__STATED TASK__: Extract every line that includes the string "name".

(Stored data)
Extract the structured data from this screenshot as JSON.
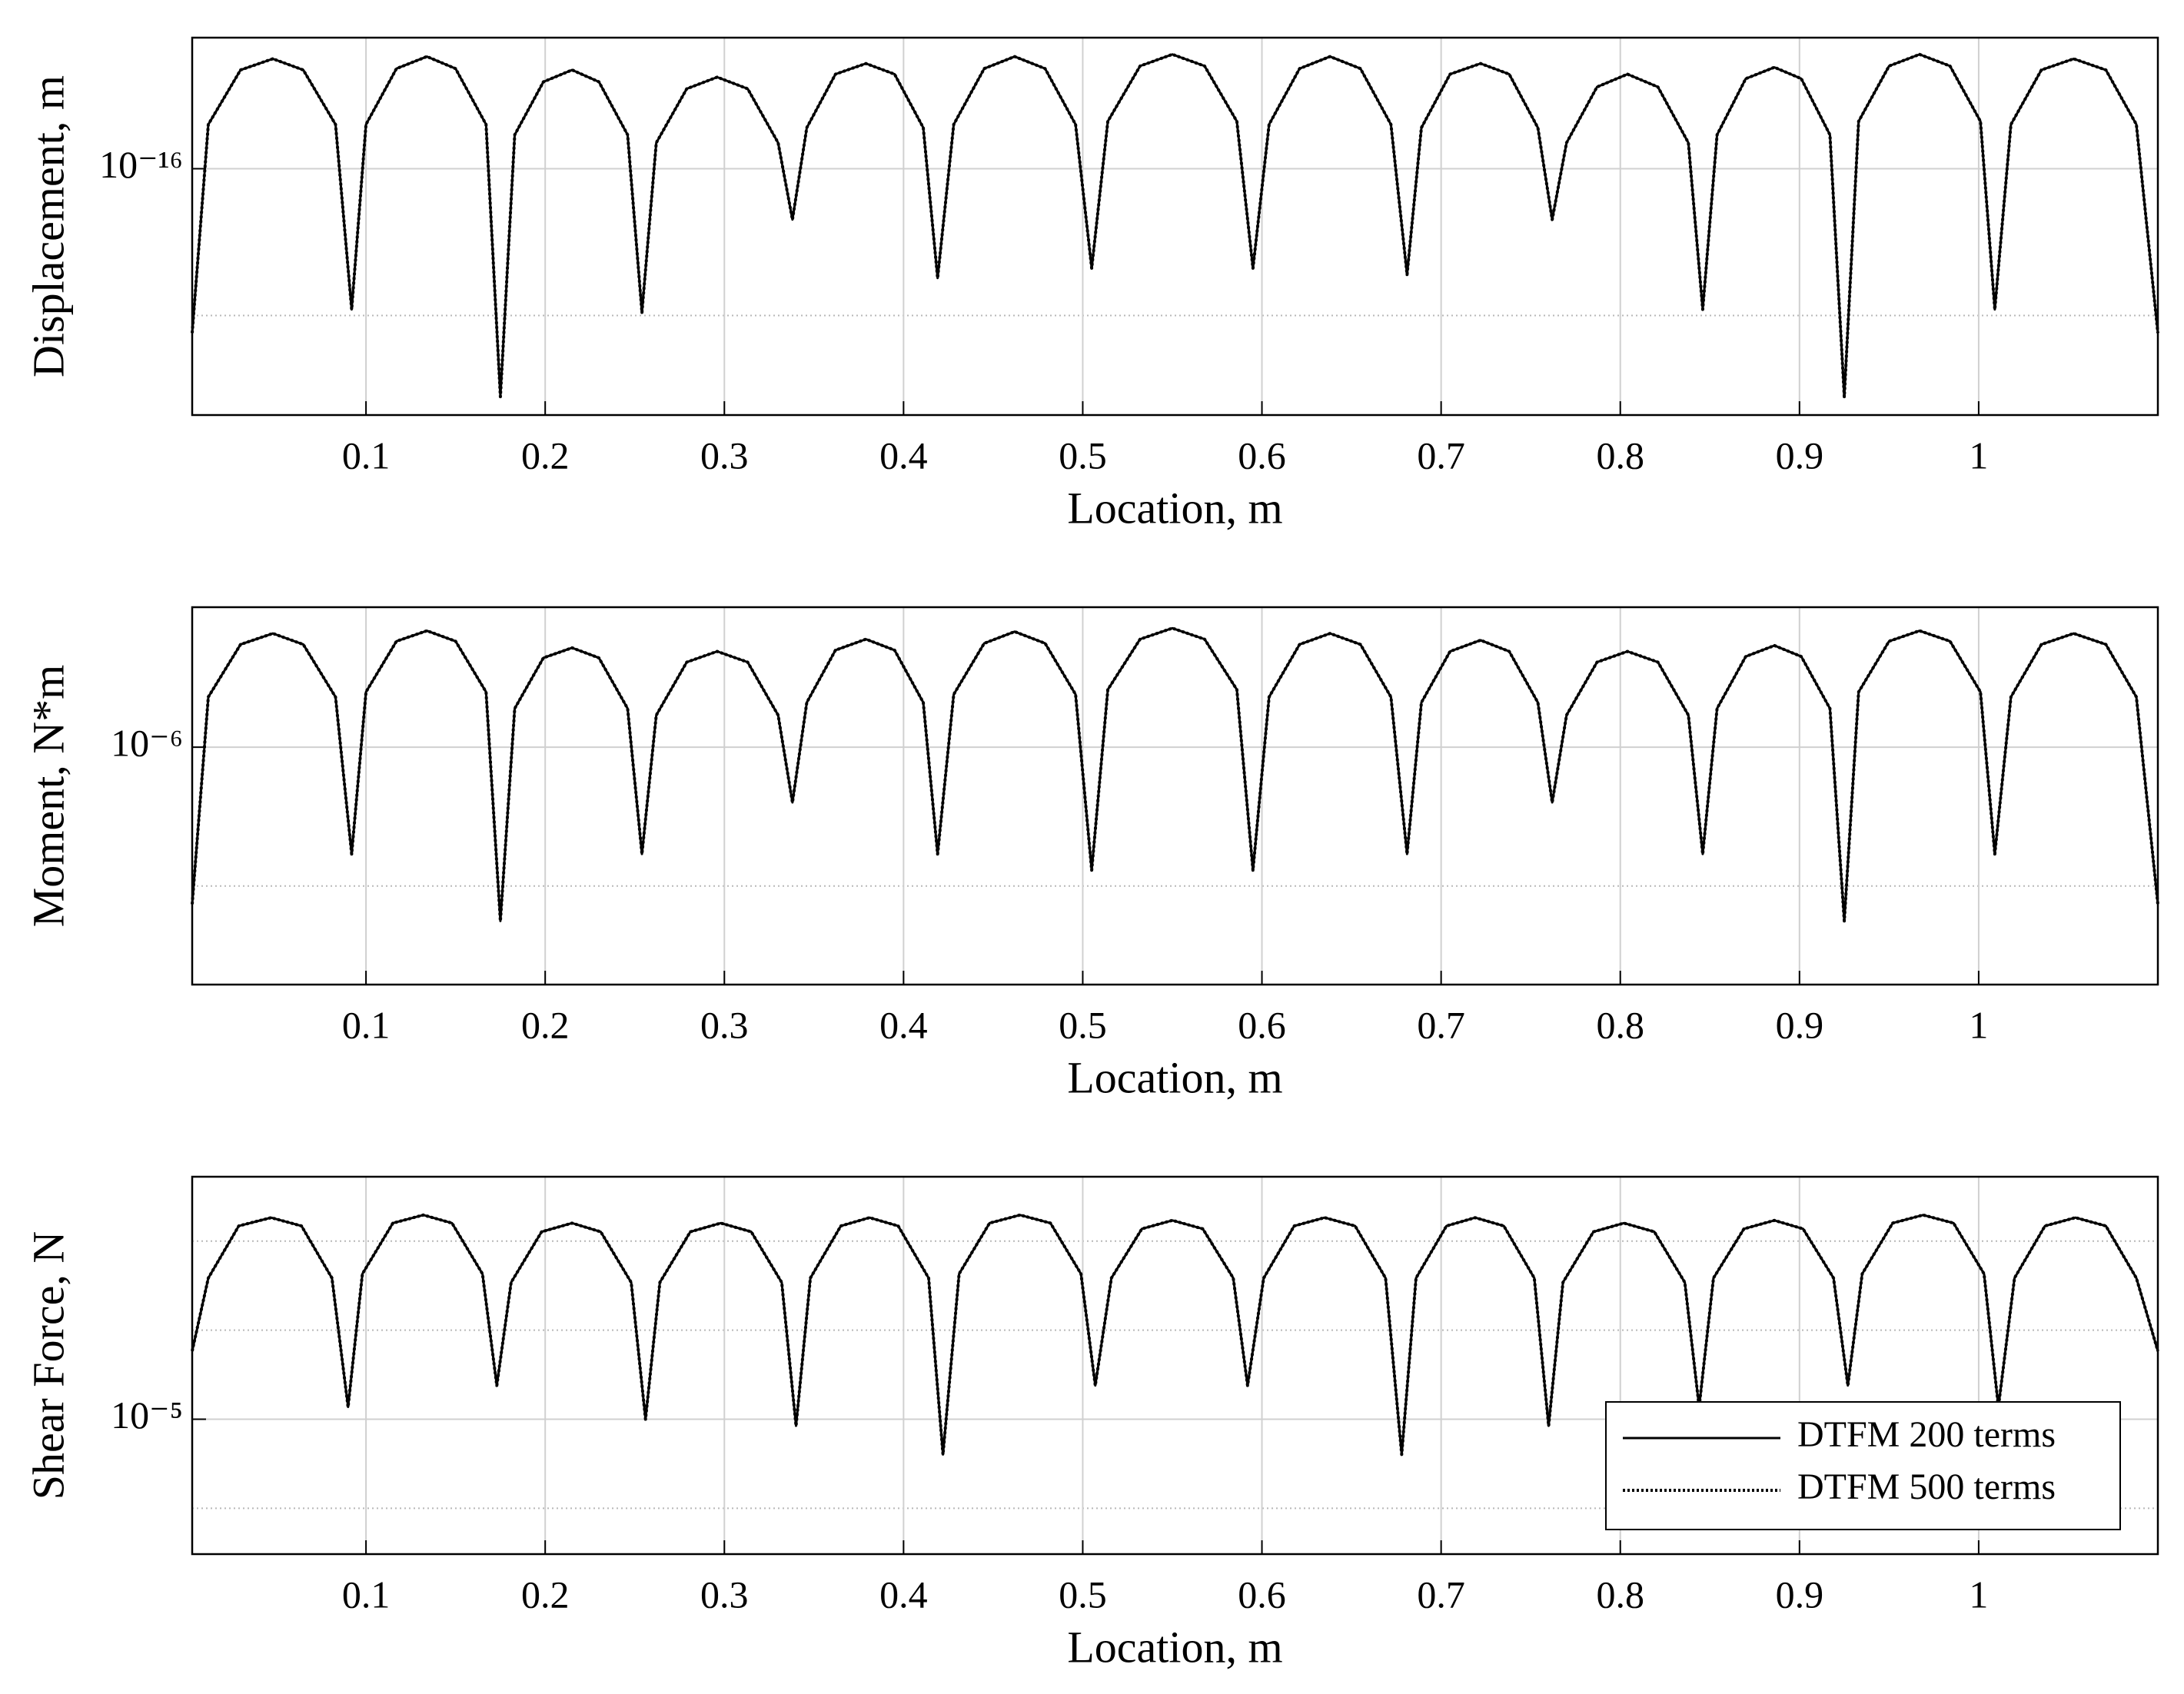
{
  "chart_data": [
    {
      "type": "line",
      "ylabel": "Displacement, m",
      "xlabel": "Location, m",
      "yscale": "log",
      "grid": true,
      "xlim": [
        0.003,
        1.1
      ],
      "xticks": [
        0.1,
        0.2,
        0.3,
        0.4,
        0.5,
        0.6,
        0.7,
        0.8,
        0.9,
        1
      ],
      "ylim": [
        2.1e-18,
        7.8e-16
      ],
      "yticks": [
        {
          "value": 1e-16,
          "label": "10⁻¹⁶"
        }
      ],
      "yminor": [
        1e-17
      ],
      "x": [
        0.003,
        0.012,
        0.03,
        0.048,
        0.065,
        0.083,
        0.092,
        0.1,
        0.117,
        0.134,
        0.15,
        0.167,
        0.175,
        0.183,
        0.199,
        0.215,
        0.23,
        0.246,
        0.254,
        0.262,
        0.279,
        0.296,
        0.313,
        0.33,
        0.338,
        0.346,
        0.362,
        0.379,
        0.395,
        0.411,
        0.419,
        0.428,
        0.445,
        0.462,
        0.479,
        0.496,
        0.505,
        0.514,
        0.532,
        0.55,
        0.568,
        0.586,
        0.595,
        0.604,
        0.621,
        0.638,
        0.655,
        0.672,
        0.681,
        0.689,
        0.705,
        0.722,
        0.738,
        0.754,
        0.762,
        0.77,
        0.787,
        0.804,
        0.821,
        0.838,
        0.846,
        0.854,
        0.87,
        0.886,
        0.901,
        0.917,
        0.925,
        0.933,
        0.95,
        0.967,
        0.984,
        1.001,
        1.009,
        1.018,
        1.035,
        1.053,
        1.071,
        1.088,
        1.1
      ],
      "series": [
        {
          "color": "#000000",
          "linestyle": "solid",
          "values": [
            7.6e-18,
            2e-16,
            4.7e-16,
            5.6e-16,
            4.7e-16,
            2e-16,
            1.1e-17,
            2e-16,
            4.8e-16,
            5.8e-16,
            4.8e-16,
            2e-16,
            2.8e-18,
            1.7e-16,
            3.9e-16,
            4.7e-16,
            3.9e-16,
            1.7e-16,
            1.05e-17,
            1.5e-16,
            3.5e-16,
            4.2e-16,
            3.5e-16,
            1.5e-16,
            4.5e-17,
            1.9e-16,
            4.4e-16,
            5.2e-16,
            4.4e-16,
            1.9e-16,
            1.8e-17,
            2e-16,
            4.8e-16,
            5.8e-16,
            4.8e-16,
            2e-16,
            2.1e-17,
            2.1e-16,
            5e-16,
            6e-16,
            5e-16,
            2.1e-16,
            2.1e-17,
            2e-16,
            4.8e-16,
            5.8e-16,
            4.8e-16,
            2e-16,
            1.9e-17,
            1.9e-16,
            4.4e-16,
            5.2e-16,
            4.4e-16,
            1.9e-16,
            4.5e-17,
            1.5e-16,
            3.6e-16,
            4.4e-16,
            3.6e-16,
            1.5e-16,
            1.1e-17,
            1.7e-16,
            4.1e-16,
            4.9e-16,
            4.1e-16,
            1.7e-16,
            2.8e-18,
            2.1e-16,
            5e-16,
            6e-16,
            5e-16,
            2.1e-16,
            1.1e-17,
            2e-16,
            4.7e-16,
            5.6e-16,
            4.7e-16,
            2e-16,
            7.6e-18
          ]
        },
        {
          "color": "#000000",
          "linestyle": "dotted",
          "values": [
            7.6e-18,
            2e-16,
            4.7e-16,
            5.6e-16,
            4.7e-16,
            2e-16,
            1.1e-17,
            2e-16,
            4.8e-16,
            5.8e-16,
            4.8e-16,
            2e-16,
            2.8e-18,
            1.7e-16,
            3.9e-16,
            4.7e-16,
            3.9e-16,
            1.7e-16,
            1.05e-17,
            1.5e-16,
            3.5e-16,
            4.2e-16,
            3.5e-16,
            1.5e-16,
            4.5e-17,
            1.9e-16,
            4.4e-16,
            5.2e-16,
            4.4e-16,
            1.9e-16,
            1.8e-17,
            2e-16,
            4.8e-16,
            5.8e-16,
            4.8e-16,
            2e-16,
            2.1e-17,
            2.1e-16,
            5e-16,
            6e-16,
            5e-16,
            2.1e-16,
            2.1e-17,
            2e-16,
            4.8e-16,
            5.8e-16,
            4.8e-16,
            2e-16,
            1.9e-17,
            1.9e-16,
            4.4e-16,
            5.2e-16,
            4.4e-16,
            1.9e-16,
            4.5e-17,
            1.5e-16,
            3.6e-16,
            4.4e-16,
            3.6e-16,
            1.5e-16,
            1.1e-17,
            1.7e-16,
            4.1e-16,
            4.9e-16,
            4.1e-16,
            1.7e-16,
            2.8e-18,
            2.1e-16,
            5e-16,
            6e-16,
            5e-16,
            2.1e-16,
            1.1e-17,
            2e-16,
            4.7e-16,
            5.6e-16,
            4.7e-16,
            2e-16,
            7.6e-18
          ]
        }
      ]
    },
    {
      "type": "line",
      "ylabel": "Moment, N*m",
      "xlabel": "Location, m",
      "yscale": "log",
      "grid": true,
      "xlim": [
        0.003,
        1.1
      ],
      "xticks": [
        0.1,
        0.2,
        0.3,
        0.4,
        0.5,
        0.6,
        0.7,
        0.8,
        0.9,
        1
      ],
      "ylim": [
        1.95e-08,
        1.02e-05
      ],
      "yticks": [
        {
          "value": 1e-06,
          "label": "10⁻⁶"
        }
      ],
      "yminor": [
        1e-07
      ],
      "x": [
        0.003,
        0.012,
        0.03,
        0.048,
        0.065,
        0.083,
        0.092,
        0.1,
        0.117,
        0.134,
        0.15,
        0.167,
        0.175,
        0.183,
        0.199,
        0.215,
        0.23,
        0.246,
        0.254,
        0.262,
        0.279,
        0.296,
        0.313,
        0.33,
        0.338,
        0.346,
        0.362,
        0.379,
        0.395,
        0.411,
        0.419,
        0.428,
        0.445,
        0.462,
        0.479,
        0.496,
        0.505,
        0.514,
        0.532,
        0.55,
        0.568,
        0.586,
        0.595,
        0.604,
        0.621,
        0.638,
        0.655,
        0.672,
        0.681,
        0.689,
        0.705,
        0.722,
        0.738,
        0.754,
        0.762,
        0.77,
        0.787,
        0.804,
        0.821,
        0.838,
        0.846,
        0.854,
        0.87,
        0.886,
        0.901,
        0.917,
        0.925,
        0.933,
        0.95,
        0.967,
        0.984,
        1.001,
        1.009,
        1.018,
        1.035,
        1.053,
        1.071,
        1.088,
        1.1
      ],
      "series": [
        {
          "color": "#000000",
          "linestyle": "solid",
          "values": [
            7.4e-08,
            2.3e-06,
            5.5e-06,
            6.6e-06,
            5.5e-06,
            2.3e-06,
            1.7e-07,
            2.5e-06,
            5.8e-06,
            6.9e-06,
            5.8e-06,
            2.5e-06,
            5.6e-08,
            1.9e-06,
            4.4e-06,
            5.2e-06,
            4.4e-06,
            1.9e-06,
            1.7e-07,
            1.7e-06,
            4.1e-06,
            4.9e-06,
            4.1e-06,
            1.7e-06,
            4e-07,
            2.1e-06,
            5e-06,
            6e-06,
            5e-06,
            2.1e-06,
            1.7e-07,
            2.4e-06,
            5.6e-06,
            6.8e-06,
            5.6e-06,
            2.4e-06,
            1.3e-07,
            2.6e-06,
            6e-06,
            7.2e-06,
            6e-06,
            2.6e-06,
            1.3e-07,
            2.3e-06,
            5.5e-06,
            6.6e-06,
            5.5e-06,
            2.3e-06,
            1.7e-07,
            2.1e-06,
            4.9e-06,
            5.9e-06,
            4.9e-06,
            2.1e-06,
            4e-07,
            1.7e-06,
            4.1e-06,
            4.9e-06,
            4.1e-06,
            1.7e-06,
            1.7e-07,
            1.9e-06,
            4.5e-06,
            5.4e-06,
            4.5e-06,
            1.9e-06,
            5.6e-08,
            2.5e-06,
            5.8e-06,
            6.9e-06,
            5.8e-06,
            2.5e-06,
            1.7e-07,
            2.3e-06,
            5.5e-06,
            6.6e-06,
            5.5e-06,
            2.3e-06,
            7.4e-08
          ]
        },
        {
          "color": "#000000",
          "linestyle": "dotted",
          "values": [
            7.4e-08,
            2.3e-06,
            5.5e-06,
            6.6e-06,
            5.5e-06,
            2.3e-06,
            1.7e-07,
            2.5e-06,
            5.8e-06,
            6.9e-06,
            5.8e-06,
            2.5e-06,
            5.6e-08,
            1.9e-06,
            4.4e-06,
            5.2e-06,
            4.4e-06,
            1.9e-06,
            1.7e-07,
            1.7e-06,
            4.1e-06,
            4.9e-06,
            4.1e-06,
            1.7e-06,
            4e-07,
            2.1e-06,
            5e-06,
            6e-06,
            5e-06,
            2.1e-06,
            1.7e-07,
            2.4e-06,
            5.6e-06,
            6.8e-06,
            5.6e-06,
            2.4e-06,
            1.3e-07,
            2.6e-06,
            6e-06,
            7.2e-06,
            6e-06,
            2.6e-06,
            1.3e-07,
            2.3e-06,
            5.5e-06,
            6.6e-06,
            5.5e-06,
            2.3e-06,
            1.7e-07,
            2.1e-06,
            4.9e-06,
            5.9e-06,
            4.9e-06,
            2.1e-06,
            4e-07,
            1.7e-06,
            4.1e-06,
            4.9e-06,
            4.1e-06,
            1.7e-06,
            1.7e-07,
            1.9e-06,
            4.5e-06,
            5.4e-06,
            4.5e-06,
            1.9e-06,
            5.6e-08,
            2.5e-06,
            5.8e-06,
            6.9e-06,
            5.8e-06,
            2.5e-06,
            1.7e-07,
            2.3e-06,
            5.5e-06,
            6.6e-06,
            5.5e-06,
            2.3e-06,
            7.4e-08
          ]
        }
      ]
    },
    {
      "type": "line",
      "ylabel": "Shear Force, N",
      "xlabel": "Location, m",
      "yscale": "log",
      "grid": true,
      "legend": "lower right",
      "xlim": [
        0.003,
        1.1
      ],
      "xticks": [
        0.1,
        0.2,
        0.3,
        0.4,
        0.5,
        0.6,
        0.7,
        0.8,
        0.9,
        1
      ],
      "ylim": [
        3.5e-06,
        6.6e-05
      ],
      "yticks": [
        {
          "value": 1e-05,
          "label": "10⁻⁵"
        }
      ],
      "yminor": [
        5e-06,
        2e-05,
        4e-05
      ],
      "x": [
        0.003,
        0.012,
        0.029,
        0.047,
        0.064,
        0.081,
        0.09,
        0.098,
        0.115,
        0.132,
        0.148,
        0.165,
        0.173,
        0.181,
        0.198,
        0.215,
        0.231,
        0.248,
        0.256,
        0.264,
        0.281,
        0.298,
        0.315,
        0.332,
        0.34,
        0.348,
        0.365,
        0.381,
        0.397,
        0.414,
        0.422,
        0.431,
        0.448,
        0.465,
        0.482,
        0.499,
        0.507,
        0.516,
        0.533,
        0.55,
        0.567,
        0.584,
        0.592,
        0.601,
        0.618,
        0.635,
        0.652,
        0.669,
        0.678,
        0.686,
        0.703,
        0.719,
        0.735,
        0.752,
        0.76,
        0.768,
        0.785,
        0.802,
        0.819,
        0.836,
        0.844,
        0.852,
        0.869,
        0.886,
        0.902,
        0.919,
        0.927,
        0.935,
        0.952,
        0.969,
        0.986,
        1.003,
        1.011,
        1.02,
        1.037,
        1.054,
        1.071,
        1.088,
        1.1
      ],
      "series": [
        {
          "name": "DTFM 200 terms",
          "color": "#000000",
          "linestyle": "solid",
          "values": [
            1.7e-05,
            3e-05,
            4.5e-05,
            4.8e-05,
            4.5e-05,
            3e-05,
            1.1e-05,
            3.1e-05,
            4.6e-05,
            4.9e-05,
            4.6e-05,
            3.1e-05,
            1.3e-05,
            2.9e-05,
            4.3e-05,
            4.6e-05,
            4.3e-05,
            2.9e-05,
            1e-05,
            2.9e-05,
            4.3e-05,
            4.6e-05,
            4.3e-05,
            2.9e-05,
            9.5e-06,
            3e-05,
            4.5e-05,
            4.8e-05,
            4.5e-05,
            3e-05,
            7.6e-06,
            3.1e-05,
            4.6e-05,
            4.9e-05,
            4.6e-05,
            3.1e-05,
            1.3e-05,
            3e-05,
            4.4e-05,
            4.7e-05,
            4.4e-05,
            3e-05,
            1.3e-05,
            3e-05,
            4.5e-05,
            4.8e-05,
            4.5e-05,
            3e-05,
            7.6e-06,
            3e-05,
            4.5e-05,
            4.8e-05,
            4.5e-05,
            3e-05,
            9.5e-06,
            2.9e-05,
            4.3e-05,
            4.6e-05,
            4.3e-05,
            2.9e-05,
            1.1e-05,
            3e-05,
            4.4e-05,
            4.7e-05,
            4.4e-05,
            3e-05,
            1.3e-05,
            3.1e-05,
            4.6e-05,
            4.9e-05,
            4.6e-05,
            3.1e-05,
            1.1e-05,
            3e-05,
            4.5e-05,
            4.8e-05,
            4.5e-05,
            3e-05,
            1.7e-05
          ]
        },
        {
          "name": "DTFM 500 terms",
          "color": "#000000",
          "linestyle": "dotted",
          "values": [
            1.7e-05,
            3e-05,
            4.5e-05,
            4.8e-05,
            4.5e-05,
            3e-05,
            1.1e-05,
            3.1e-05,
            4.6e-05,
            4.9e-05,
            4.6e-05,
            3.1e-05,
            1.3e-05,
            2.9e-05,
            4.3e-05,
            4.6e-05,
            4.3e-05,
            2.9e-05,
            1e-05,
            2.9e-05,
            4.3e-05,
            4.6e-05,
            4.3e-05,
            2.9e-05,
            9.5e-06,
            3e-05,
            4.5e-05,
            4.8e-05,
            4.5e-05,
            3e-05,
            7.6e-06,
            3.1e-05,
            4.6e-05,
            4.9e-05,
            4.6e-05,
            3.1e-05,
            1.3e-05,
            3e-05,
            4.4e-05,
            4.7e-05,
            4.4e-05,
            3e-05,
            1.3e-05,
            3e-05,
            4.5e-05,
            4.8e-05,
            4.5e-05,
            3e-05,
            7.6e-06,
            3e-05,
            4.5e-05,
            4.8e-05,
            4.5e-05,
            3e-05,
            9.5e-06,
            2.9e-05,
            4.3e-05,
            4.6e-05,
            4.3e-05,
            2.9e-05,
            1.1e-05,
            3e-05,
            4.4e-05,
            4.7e-05,
            4.4e-05,
            3e-05,
            1.3e-05,
            3.1e-05,
            4.6e-05,
            4.9e-05,
            4.6e-05,
            3.1e-05,
            1.1e-05,
            3e-05,
            4.5e-05,
            4.8e-05,
            4.5e-05,
            3e-05,
            1.7e-05
          ]
        }
      ]
    }
  ]
}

__CORRECT ANSWER__:
          "name": "DTFM 200 terms",
          "name": "DTFM 500 terms",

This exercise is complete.